Required task: Show each line of the data below that has the string "DEMO" in it.

(Data entries for graphics)

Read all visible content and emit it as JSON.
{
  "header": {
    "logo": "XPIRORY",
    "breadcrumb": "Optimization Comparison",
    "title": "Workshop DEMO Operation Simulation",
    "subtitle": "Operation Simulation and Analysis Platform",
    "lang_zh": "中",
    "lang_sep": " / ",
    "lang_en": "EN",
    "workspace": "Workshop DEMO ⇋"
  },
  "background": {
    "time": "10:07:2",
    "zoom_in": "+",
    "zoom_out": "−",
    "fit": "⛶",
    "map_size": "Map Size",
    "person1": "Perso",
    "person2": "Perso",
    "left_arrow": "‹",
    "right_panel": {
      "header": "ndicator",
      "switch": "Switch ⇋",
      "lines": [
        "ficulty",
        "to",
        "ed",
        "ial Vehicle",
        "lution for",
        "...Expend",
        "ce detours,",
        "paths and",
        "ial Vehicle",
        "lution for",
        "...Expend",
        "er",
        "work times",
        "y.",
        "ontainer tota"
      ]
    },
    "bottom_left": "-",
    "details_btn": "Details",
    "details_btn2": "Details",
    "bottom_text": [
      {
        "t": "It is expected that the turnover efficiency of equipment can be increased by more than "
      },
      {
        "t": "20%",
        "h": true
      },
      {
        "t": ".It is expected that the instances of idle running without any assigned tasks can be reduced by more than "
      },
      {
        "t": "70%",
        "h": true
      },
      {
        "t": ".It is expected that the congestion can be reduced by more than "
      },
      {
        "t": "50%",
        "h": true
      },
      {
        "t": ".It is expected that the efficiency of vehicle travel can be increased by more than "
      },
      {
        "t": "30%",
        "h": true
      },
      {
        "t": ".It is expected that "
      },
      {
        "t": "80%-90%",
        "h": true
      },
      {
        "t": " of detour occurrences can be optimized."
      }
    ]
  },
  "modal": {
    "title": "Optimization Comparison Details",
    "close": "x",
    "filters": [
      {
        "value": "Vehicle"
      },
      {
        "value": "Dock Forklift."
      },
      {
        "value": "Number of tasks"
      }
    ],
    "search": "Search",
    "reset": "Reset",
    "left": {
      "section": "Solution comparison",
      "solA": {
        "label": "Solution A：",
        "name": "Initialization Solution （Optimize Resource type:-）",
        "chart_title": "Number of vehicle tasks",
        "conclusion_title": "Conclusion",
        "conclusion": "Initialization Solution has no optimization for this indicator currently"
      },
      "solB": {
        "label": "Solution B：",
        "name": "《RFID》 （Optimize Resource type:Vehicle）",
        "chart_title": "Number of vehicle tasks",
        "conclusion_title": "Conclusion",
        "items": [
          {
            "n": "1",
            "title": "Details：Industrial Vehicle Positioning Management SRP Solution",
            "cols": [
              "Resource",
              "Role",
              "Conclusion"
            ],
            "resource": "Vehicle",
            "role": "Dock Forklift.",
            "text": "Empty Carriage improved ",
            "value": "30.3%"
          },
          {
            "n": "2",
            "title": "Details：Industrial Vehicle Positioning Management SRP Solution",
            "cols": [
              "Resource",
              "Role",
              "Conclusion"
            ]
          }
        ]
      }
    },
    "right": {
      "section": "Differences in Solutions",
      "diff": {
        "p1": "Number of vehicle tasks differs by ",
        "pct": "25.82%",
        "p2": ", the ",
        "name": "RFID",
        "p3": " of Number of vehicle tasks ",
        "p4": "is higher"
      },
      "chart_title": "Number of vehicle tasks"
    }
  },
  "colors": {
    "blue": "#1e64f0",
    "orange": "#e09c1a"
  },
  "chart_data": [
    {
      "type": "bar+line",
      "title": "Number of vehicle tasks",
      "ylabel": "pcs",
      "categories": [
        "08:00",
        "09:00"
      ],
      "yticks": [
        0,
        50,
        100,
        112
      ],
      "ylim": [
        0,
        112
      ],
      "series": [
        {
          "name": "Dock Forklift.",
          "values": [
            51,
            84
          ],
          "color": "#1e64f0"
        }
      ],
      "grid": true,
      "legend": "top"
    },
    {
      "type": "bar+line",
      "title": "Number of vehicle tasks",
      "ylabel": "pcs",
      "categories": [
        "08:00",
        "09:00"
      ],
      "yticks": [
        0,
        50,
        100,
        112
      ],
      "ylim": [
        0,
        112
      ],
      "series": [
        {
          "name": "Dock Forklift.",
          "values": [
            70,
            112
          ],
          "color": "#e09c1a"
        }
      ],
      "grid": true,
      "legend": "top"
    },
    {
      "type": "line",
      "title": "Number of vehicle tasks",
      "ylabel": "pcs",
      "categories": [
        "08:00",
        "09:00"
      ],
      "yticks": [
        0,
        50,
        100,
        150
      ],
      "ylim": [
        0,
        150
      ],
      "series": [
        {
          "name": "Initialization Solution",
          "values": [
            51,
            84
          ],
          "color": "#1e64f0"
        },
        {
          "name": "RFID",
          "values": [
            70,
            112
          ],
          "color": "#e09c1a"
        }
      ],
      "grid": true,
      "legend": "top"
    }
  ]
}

Written solution:
    "title": "Workshop DEMO Operation Simulation",
    "workspace": "Workshop DEMO ⇋"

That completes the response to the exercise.